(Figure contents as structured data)
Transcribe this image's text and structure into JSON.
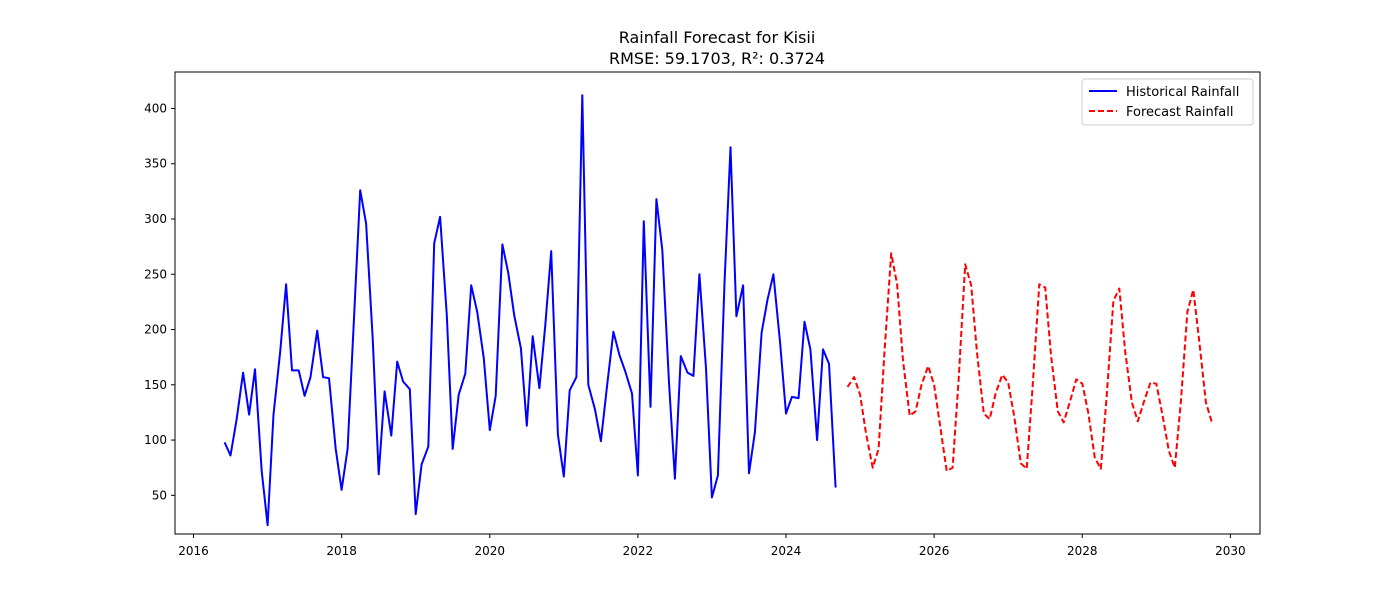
{
  "chart_data": {
    "type": "line",
    "title": "Rainfall Forecast for Kisii",
    "subtitle": "RMSE: 59.1703, R²: 0.3724",
    "xlabel": "",
    "ylabel": "",
    "xlim": [
      2015.75,
      2030.4
    ],
    "ylim": [
      15,
      433
    ],
    "grid": false,
    "legend_position": "top-right",
    "x_ticks": [
      2016,
      2018,
      2020,
      2022,
      2024,
      2026,
      2028,
      2030
    ],
    "y_ticks": [
      50,
      100,
      150,
      200,
      250,
      300,
      350,
      400
    ],
    "series": [
      {
        "name": "Historical Rainfall",
        "color": "#0000ff",
        "style": "solid",
        "x": [
          2016.42,
          2016.5,
          2016.58,
          2016.67,
          2016.75,
          2016.83,
          2016.92,
          2017.0,
          2017.08,
          2017.17,
          2017.25,
          2017.33,
          2017.42,
          2017.5,
          2017.58,
          2017.67,
          2017.75,
          2017.83,
          2017.92,
          2018.0,
          2018.08,
          2018.17,
          2018.25,
          2018.33,
          2018.42,
          2018.5,
          2018.58,
          2018.67,
          2018.75,
          2018.83,
          2018.92,
          2019.0,
          2019.08,
          2019.17,
          2019.25,
          2019.33,
          2019.42,
          2019.5,
          2019.58,
          2019.67,
          2019.75,
          2019.83,
          2019.92,
          2020.0,
          2020.08,
          2020.17,
          2020.25,
          2020.33,
          2020.42,
          2020.5,
          2020.58,
          2020.67,
          2020.75,
          2020.83,
          2020.92,
          2021.0,
          2021.08,
          2021.17,
          2021.25,
          2021.33,
          2021.42,
          2021.5,
          2021.58,
          2021.67,
          2021.75,
          2021.83,
          2021.92,
          2022.0,
          2022.08,
          2022.17,
          2022.25,
          2022.33,
          2022.42,
          2022.5,
          2022.58,
          2022.67,
          2022.75,
          2022.83,
          2022.92,
          2023.0,
          2023.08,
          2023.17,
          2023.25,
          2023.33,
          2023.42,
          2023.5,
          2023.58,
          2023.67,
          2023.75,
          2023.83,
          2023.92,
          2024.0,
          2024.08,
          2024.17,
          2024.25,
          2024.33,
          2024.42,
          2024.5,
          2024.58,
          2024.67
        ],
        "values": [
          98,
          86,
          118,
          161,
          123,
          164,
          72,
          23,
          123,
          180,
          241,
          163,
          163,
          140,
          157,
          199,
          157,
          156,
          92,
          55,
          92,
          214,
          326,
          296,
          192,
          69,
          144,
          104,
          171,
          153,
          146,
          33,
          78,
          94,
          278,
          302,
          213,
          92,
          141,
          160,
          240,
          216,
          174,
          109,
          140,
          277,
          251,
          213,
          183,
          113,
          194,
          147,
          204,
          271,
          105,
          67,
          145,
          157,
          412,
          150,
          128,
          99,
          147,
          198,
          177,
          162,
          142,
          68,
          298,
          130,
          318,
          272,
          152,
          65,
          176,
          161,
          158,
          250,
          165,
          48,
          68,
          242,
          365,
          212,
          240,
          70,
          107,
          197,
          227,
          250,
          188,
          124,
          139,
          138,
          207,
          182,
          100,
          182,
          169,
          57
        ]
      },
      {
        "name": "Forecast Rainfall",
        "color": "#ff0000",
        "style": "dashed",
        "x": [
          2024.83,
          2024.92,
          2025.0,
          2025.08,
          2025.17,
          2025.25,
          2025.33,
          2025.42,
          2025.5,
          2025.58,
          2025.67,
          2025.75,
          2025.83,
          2025.92,
          2026.0,
          2026.08,
          2026.17,
          2026.25,
          2026.33,
          2026.42,
          2026.5,
          2026.58,
          2026.67,
          2026.75,
          2026.83,
          2026.92,
          2027.0,
          2027.08,
          2027.17,
          2027.25,
          2027.33,
          2027.42,
          2027.5,
          2027.58,
          2027.67,
          2027.75,
          2027.83,
          2027.92,
          2028.0,
          2028.08,
          2028.17,
          2028.25,
          2028.33,
          2028.42,
          2028.5,
          2028.58,
          2028.67,
          2028.75,
          2028.83,
          2028.92,
          2029.0,
          2029.08,
          2029.17,
          2029.25,
          2029.33,
          2029.42,
          2029.5,
          2029.58,
          2029.67,
          2029.75
        ],
        "values": [
          148,
          157,
          141,
          106,
          75,
          92,
          180,
          269,
          241,
          172,
          122,
          126,
          150,
          167,
          150,
          113,
          72,
          75,
          154,
          259,
          240,
          178,
          124,
          119,
          142,
          159,
          152,
          122,
          79,
          74,
          148,
          241,
          238,
          176,
          126,
          116,
          134,
          155,
          151,
          125,
          84,
          74,
          140,
          226,
          237,
          180,
          134,
          117,
          134,
          152,
          151,
          124,
          90,
          75,
          134,
          216,
          236,
          189,
          134,
          116
        ]
      }
    ]
  }
}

## Goal:
All of the data needs repeating exactly, but the pictures do not.

## Finished exercise:
Transcribe this image's text and structure into JSON.
{
  "chart_data": {
    "type": "line",
    "title": "Rainfall Forecast for Kisii",
    "subtitle": "RMSE: 59.1703, R²: 0.3724",
    "xlabel": "",
    "ylabel": "",
    "xlim": [
      2015.75,
      2030.4
    ],
    "ylim": [
      15,
      433
    ],
    "grid": false,
    "legend_position": "top-right",
    "x_ticks": [
      2016,
      2018,
      2020,
      2022,
      2024,
      2026,
      2028,
      2030
    ],
    "y_ticks": [
      50,
      100,
      150,
      200,
      250,
      300,
      350,
      400
    ],
    "series": [
      {
        "name": "Historical Rainfall",
        "color": "#0000ff",
        "style": "solid",
        "x": [
          2016.42,
          2016.5,
          2016.58,
          2016.67,
          2016.75,
          2016.83,
          2016.92,
          2017.0,
          2017.08,
          2017.17,
          2017.25,
          2017.33,
          2017.42,
          2017.5,
          2017.58,
          2017.67,
          2017.75,
          2017.83,
          2017.92,
          2018.0,
          2018.08,
          2018.17,
          2018.25,
          2018.33,
          2018.42,
          2018.5,
          2018.58,
          2018.67,
          2018.75,
          2018.83,
          2018.92,
          2019.0,
          2019.08,
          2019.17,
          2019.25,
          2019.33,
          2019.42,
          2019.5,
          2019.58,
          2019.67,
          2019.75,
          2019.83,
          2019.92,
          2020.0,
          2020.08,
          2020.17,
          2020.25,
          2020.33,
          2020.42,
          2020.5,
          2020.58,
          2020.67,
          2020.75,
          2020.83,
          2020.92,
          2021.0,
          2021.08,
          2021.17,
          2021.25,
          2021.33,
          2021.42,
          2021.5,
          2021.58,
          2021.67,
          2021.75,
          2021.83,
          2021.92,
          2022.0,
          2022.08,
          2022.17,
          2022.25,
          2022.33,
          2022.42,
          2022.5,
          2022.58,
          2022.67,
          2022.75,
          2022.83,
          2022.92,
          2023.0,
          2023.08,
          2023.17,
          2023.25,
          2023.33,
          2023.42,
          2023.5,
          2023.58,
          2023.67,
          2023.75,
          2023.83,
          2023.92,
          2024.0,
          2024.08,
          2024.17,
          2024.25,
          2024.33,
          2024.42,
          2024.5,
          2024.58,
          2024.67
        ],
        "values": [
          98,
          86,
          118,
          161,
          123,
          164,
          72,
          23,
          123,
          180,
          241,
          163,
          163,
          140,
          157,
          199,
          157,
          156,
          92,
          55,
          92,
          214,
          326,
          296,
          192,
          69,
          144,
          104,
          171,
          153,
          146,
          33,
          78,
          94,
          278,
          302,
          213,
          92,
          141,
          160,
          240,
          216,
          174,
          109,
          140,
          277,
          251,
          213,
          183,
          113,
          194,
          147,
          204,
          271,
          105,
          67,
          145,
          157,
          412,
          150,
          128,
          99,
          147,
          198,
          177,
          162,
          142,
          68,
          298,
          130,
          318,
          272,
          152,
          65,
          176,
          161,
          158,
          250,
          165,
          48,
          68,
          242,
          365,
          212,
          240,
          70,
          107,
          197,
          227,
          250,
          188,
          124,
          139,
          138,
          207,
          182,
          100,
          182,
          169,
          57
        ]
      },
      {
        "name": "Forecast Rainfall",
        "color": "#ff0000",
        "style": "dashed",
        "x": [
          2024.83,
          2024.92,
          2025.0,
          2025.08,
          2025.17,
          2025.25,
          2025.33,
          2025.42,
          2025.5,
          2025.58,
          2025.67,
          2025.75,
          2025.83,
          2025.92,
          2026.0,
          2026.08,
          2026.17,
          2026.25,
          2026.33,
          2026.42,
          2026.5,
          2026.58,
          2026.67,
          2026.75,
          2026.83,
          2026.92,
          2027.0,
          2027.08,
          2027.17,
          2027.25,
          2027.33,
          2027.42,
          2027.5,
          2027.58,
          2027.67,
          2027.75,
          2027.83,
          2027.92,
          2028.0,
          2028.08,
          2028.17,
          2028.25,
          2028.33,
          2028.42,
          2028.5,
          2028.58,
          2028.67,
          2028.75,
          2028.83,
          2028.92,
          2029.0,
          2029.08,
          2029.17,
          2029.25,
          2029.33,
          2029.42,
          2029.5,
          2029.58,
          2029.67,
          2029.75
        ],
        "values": [
          148,
          157,
          141,
          106,
          75,
          92,
          180,
          269,
          241,
          172,
          122,
          126,
          150,
          167,
          150,
          113,
          72,
          75,
          154,
          259,
          240,
          178,
          124,
          119,
          142,
          159,
          152,
          122,
          79,
          74,
          148,
          241,
          238,
          176,
          126,
          116,
          134,
          155,
          151,
          125,
          84,
          74,
          140,
          226,
          237,
          180,
          134,
          117,
          134,
          152,
          151,
          124,
          90,
          75,
          134,
          216,
          236,
          189,
          134,
          116
        ]
      }
    ]
  }
}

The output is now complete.